Narrow the data below down to the lines containing "xlabel".

## Start

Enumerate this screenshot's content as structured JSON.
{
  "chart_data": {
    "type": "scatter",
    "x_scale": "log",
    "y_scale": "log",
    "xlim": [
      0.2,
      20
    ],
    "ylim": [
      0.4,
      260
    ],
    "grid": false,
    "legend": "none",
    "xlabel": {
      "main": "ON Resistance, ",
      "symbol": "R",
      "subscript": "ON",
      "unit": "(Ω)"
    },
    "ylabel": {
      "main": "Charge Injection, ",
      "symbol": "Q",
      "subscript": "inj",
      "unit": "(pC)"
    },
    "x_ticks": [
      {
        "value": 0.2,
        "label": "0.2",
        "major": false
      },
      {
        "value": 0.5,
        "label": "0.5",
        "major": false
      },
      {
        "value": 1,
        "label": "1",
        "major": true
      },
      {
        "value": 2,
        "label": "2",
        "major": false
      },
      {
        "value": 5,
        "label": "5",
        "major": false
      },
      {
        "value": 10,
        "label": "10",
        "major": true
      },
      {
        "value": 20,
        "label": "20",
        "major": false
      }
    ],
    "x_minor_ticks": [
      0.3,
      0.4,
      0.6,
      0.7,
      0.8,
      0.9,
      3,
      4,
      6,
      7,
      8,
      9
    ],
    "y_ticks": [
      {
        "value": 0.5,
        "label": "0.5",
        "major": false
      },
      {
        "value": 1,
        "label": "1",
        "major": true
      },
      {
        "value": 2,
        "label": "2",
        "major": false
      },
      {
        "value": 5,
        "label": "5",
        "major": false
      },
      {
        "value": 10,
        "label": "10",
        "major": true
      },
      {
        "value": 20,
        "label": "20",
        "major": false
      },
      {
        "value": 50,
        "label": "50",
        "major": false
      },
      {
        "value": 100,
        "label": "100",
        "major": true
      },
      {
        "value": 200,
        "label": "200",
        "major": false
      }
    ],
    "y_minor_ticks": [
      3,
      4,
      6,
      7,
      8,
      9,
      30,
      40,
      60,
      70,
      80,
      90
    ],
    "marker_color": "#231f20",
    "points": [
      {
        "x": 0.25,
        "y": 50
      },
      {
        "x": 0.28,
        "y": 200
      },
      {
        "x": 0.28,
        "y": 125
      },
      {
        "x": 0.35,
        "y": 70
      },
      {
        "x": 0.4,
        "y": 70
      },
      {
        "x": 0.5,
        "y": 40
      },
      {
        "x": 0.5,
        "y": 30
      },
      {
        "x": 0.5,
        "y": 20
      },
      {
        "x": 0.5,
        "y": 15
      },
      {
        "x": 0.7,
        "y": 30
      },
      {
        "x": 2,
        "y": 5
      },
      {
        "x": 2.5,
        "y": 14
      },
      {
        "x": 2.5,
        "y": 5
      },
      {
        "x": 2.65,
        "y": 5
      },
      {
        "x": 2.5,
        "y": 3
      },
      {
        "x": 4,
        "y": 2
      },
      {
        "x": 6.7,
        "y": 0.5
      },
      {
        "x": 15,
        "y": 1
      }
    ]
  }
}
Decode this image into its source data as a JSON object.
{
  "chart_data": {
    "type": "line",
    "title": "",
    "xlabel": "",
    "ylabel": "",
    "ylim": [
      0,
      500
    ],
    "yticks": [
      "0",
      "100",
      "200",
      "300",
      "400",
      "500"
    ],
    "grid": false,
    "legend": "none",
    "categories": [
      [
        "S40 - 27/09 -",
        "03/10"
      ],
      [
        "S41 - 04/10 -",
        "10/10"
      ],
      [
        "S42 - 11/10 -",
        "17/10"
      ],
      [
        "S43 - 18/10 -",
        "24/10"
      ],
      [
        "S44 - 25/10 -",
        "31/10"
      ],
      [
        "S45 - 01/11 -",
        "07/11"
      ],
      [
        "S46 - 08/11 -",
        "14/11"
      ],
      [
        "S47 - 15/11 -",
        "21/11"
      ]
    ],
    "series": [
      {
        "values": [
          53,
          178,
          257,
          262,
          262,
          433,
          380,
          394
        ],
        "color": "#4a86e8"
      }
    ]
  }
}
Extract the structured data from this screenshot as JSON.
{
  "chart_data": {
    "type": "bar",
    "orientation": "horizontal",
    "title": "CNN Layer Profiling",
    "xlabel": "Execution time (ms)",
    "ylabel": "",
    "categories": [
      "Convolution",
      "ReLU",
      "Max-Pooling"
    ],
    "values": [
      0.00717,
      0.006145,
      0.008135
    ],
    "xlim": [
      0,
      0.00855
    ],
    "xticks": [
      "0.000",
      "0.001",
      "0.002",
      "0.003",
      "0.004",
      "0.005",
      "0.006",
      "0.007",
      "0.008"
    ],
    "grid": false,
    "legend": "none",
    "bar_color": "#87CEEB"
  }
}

## End

## Response
    "xlabel": {
    "xlabel": "",
    "xlabel": "Execution time (ms)",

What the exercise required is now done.